WRITTEN INSTRUCTION A :: Copy the entries below verbatim, from the first line of the entries to the line that contains "Text: IMU 1", including both of those lines.

PAGE TEXT ::
_ _ _ _ _

To hear state Insurance Commissioner Mike Kreidler tell it, employees of businesses that purchase health insurance through trade groups have been getting unequal treatment.

A carpenter with one contractor might pay a lot more for health coverage than a similar employee at a second company — potentially $3,300 more per year for the same policy. Or the oldest worker could be paying up to eight times what the youngest paid for the same health plan.

Kreidler believed this was unacceptable, if not illegal under the federal Affordable Care Act. So he took steps to disqualify about a dozen trade groups’ rate proposals from 2014, saying he needed more details to verify that the premium disparities were legitimate.

But several business associations — including the Building Industry Association of Washington, which is made up of contractors, the Master Builders Association of King and Snohomish Counties, and the Northwest Marine Trade Association — pushed back. They said it was outside Kreidler’s legal reach to treat them as insurers and that they only negotiate the best rates they can for members.

Fearful that Kreidler’s regulatory push might cause insurers to stop offering this source of affordable health coverage, the three association health plans and Cambia Health Solutions filed a legal challenge.

Statewide, AHPs serve about 500,000 workers, and Kreidler’s actions affected about half of them, so this was no small issue.

_ _ _ _ _

DATASET CONTENT ::
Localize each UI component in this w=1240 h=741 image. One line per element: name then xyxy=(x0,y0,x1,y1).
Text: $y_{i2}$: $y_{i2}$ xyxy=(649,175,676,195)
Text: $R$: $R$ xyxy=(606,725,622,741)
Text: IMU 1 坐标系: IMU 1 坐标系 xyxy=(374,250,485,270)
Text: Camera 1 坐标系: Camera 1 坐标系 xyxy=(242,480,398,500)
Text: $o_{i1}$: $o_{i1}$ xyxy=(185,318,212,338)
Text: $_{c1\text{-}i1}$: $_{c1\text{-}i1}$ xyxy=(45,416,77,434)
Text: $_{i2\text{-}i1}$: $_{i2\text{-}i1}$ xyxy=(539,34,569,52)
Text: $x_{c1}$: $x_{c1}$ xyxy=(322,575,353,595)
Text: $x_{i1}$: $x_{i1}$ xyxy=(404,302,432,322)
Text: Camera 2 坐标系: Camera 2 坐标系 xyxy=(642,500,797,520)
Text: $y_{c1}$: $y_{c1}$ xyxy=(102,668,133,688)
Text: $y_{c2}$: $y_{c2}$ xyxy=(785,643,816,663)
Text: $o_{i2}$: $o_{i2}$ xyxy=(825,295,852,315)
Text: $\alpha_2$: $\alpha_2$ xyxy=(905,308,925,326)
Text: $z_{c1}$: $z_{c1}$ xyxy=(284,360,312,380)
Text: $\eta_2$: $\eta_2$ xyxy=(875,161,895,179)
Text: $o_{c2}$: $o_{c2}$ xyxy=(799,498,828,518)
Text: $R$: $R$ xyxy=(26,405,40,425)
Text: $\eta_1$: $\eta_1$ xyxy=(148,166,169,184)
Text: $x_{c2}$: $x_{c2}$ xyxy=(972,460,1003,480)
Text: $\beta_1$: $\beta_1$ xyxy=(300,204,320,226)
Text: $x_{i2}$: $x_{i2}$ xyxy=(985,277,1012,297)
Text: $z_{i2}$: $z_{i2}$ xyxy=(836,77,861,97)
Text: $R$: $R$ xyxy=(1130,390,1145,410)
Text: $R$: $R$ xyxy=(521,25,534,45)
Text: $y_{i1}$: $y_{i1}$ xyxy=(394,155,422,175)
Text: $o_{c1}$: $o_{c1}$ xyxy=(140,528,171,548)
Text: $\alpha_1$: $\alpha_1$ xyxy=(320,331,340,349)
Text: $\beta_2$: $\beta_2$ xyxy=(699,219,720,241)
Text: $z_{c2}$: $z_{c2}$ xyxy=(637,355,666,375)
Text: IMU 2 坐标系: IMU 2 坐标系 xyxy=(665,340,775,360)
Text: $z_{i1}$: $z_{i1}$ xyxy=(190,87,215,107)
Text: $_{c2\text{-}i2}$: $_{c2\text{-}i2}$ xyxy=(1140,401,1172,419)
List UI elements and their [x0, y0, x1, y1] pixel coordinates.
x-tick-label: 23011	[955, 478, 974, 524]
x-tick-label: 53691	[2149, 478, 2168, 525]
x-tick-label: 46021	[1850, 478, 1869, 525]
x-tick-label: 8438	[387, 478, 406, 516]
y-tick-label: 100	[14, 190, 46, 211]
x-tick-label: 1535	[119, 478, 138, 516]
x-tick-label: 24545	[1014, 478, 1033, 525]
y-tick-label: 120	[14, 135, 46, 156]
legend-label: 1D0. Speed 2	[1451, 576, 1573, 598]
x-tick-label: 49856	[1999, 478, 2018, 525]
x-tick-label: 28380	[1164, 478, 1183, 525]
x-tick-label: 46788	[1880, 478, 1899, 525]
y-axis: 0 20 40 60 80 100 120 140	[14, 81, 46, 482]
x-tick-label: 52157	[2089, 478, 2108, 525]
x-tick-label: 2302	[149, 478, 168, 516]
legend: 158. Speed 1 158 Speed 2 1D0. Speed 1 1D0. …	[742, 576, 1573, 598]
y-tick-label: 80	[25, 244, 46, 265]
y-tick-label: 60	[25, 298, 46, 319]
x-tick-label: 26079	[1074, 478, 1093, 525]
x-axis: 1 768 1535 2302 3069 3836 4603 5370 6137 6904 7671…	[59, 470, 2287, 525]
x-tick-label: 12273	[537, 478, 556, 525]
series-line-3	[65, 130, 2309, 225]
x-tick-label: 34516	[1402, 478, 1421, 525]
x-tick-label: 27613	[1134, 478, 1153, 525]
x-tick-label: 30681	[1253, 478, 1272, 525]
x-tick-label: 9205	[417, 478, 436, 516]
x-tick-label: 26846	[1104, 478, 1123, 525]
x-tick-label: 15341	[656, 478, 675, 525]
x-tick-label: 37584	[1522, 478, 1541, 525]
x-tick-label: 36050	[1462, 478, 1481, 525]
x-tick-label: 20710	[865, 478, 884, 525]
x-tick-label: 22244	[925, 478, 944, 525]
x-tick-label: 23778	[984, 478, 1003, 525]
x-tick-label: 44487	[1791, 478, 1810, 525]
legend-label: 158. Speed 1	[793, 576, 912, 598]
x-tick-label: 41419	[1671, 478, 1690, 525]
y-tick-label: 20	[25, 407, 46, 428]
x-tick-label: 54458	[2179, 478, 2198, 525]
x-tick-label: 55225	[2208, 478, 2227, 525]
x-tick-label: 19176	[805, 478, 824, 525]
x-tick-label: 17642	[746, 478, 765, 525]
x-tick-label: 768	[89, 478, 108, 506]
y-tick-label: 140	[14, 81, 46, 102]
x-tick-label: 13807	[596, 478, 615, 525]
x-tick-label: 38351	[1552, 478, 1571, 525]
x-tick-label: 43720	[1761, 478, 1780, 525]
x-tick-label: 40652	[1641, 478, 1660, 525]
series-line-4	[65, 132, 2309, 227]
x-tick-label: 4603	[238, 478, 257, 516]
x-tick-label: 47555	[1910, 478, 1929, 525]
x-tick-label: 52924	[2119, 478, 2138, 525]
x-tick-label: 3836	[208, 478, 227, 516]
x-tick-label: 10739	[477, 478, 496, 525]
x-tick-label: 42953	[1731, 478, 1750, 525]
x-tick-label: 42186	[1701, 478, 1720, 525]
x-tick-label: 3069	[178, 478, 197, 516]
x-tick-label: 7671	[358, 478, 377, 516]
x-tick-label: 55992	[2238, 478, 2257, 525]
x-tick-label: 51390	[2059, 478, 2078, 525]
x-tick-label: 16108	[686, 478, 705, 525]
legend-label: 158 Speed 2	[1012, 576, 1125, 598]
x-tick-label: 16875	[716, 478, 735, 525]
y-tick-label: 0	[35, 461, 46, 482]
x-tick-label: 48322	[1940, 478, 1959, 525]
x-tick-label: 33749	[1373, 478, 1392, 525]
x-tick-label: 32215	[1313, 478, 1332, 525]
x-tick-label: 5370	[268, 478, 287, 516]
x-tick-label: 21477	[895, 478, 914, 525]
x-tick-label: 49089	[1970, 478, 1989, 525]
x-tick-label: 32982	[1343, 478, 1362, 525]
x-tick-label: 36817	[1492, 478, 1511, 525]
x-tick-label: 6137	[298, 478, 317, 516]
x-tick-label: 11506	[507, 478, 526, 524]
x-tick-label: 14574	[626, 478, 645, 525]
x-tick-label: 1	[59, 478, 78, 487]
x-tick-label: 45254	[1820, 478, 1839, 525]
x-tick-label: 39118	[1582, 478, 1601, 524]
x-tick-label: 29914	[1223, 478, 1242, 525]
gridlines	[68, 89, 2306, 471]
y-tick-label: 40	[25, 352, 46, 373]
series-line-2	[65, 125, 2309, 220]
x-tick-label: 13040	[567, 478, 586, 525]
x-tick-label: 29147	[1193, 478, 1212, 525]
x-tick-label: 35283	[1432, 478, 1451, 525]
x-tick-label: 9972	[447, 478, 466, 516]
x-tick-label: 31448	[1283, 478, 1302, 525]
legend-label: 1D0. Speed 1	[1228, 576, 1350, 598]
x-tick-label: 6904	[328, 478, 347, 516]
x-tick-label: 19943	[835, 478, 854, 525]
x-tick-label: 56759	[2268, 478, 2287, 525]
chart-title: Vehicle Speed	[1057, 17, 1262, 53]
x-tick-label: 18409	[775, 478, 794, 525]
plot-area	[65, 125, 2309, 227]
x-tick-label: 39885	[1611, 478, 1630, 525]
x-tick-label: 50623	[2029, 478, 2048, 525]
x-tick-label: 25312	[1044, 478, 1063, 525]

_ _ _ _ _

WRITTEN INSTRUCTION B :: In the article on health plans bought through trade groups, about how many workers do association health plans serve statewide?

COMPLETE RESPONSE A ::
Localize each UI component in this w=1240 h=741 image. One line per element: name then xyxy=(x0,y0,x1,y1).
Text: $y_{i2}$: $y_{i2}$ xyxy=(649,175,676,195)
Text: $R$: $R$ xyxy=(606,725,622,741)
Text: IMU 1 坐标系: IMU 1 坐标系 xyxy=(374,250,485,270)

COMPLETE RESPONSE B :: About 500,000 workers.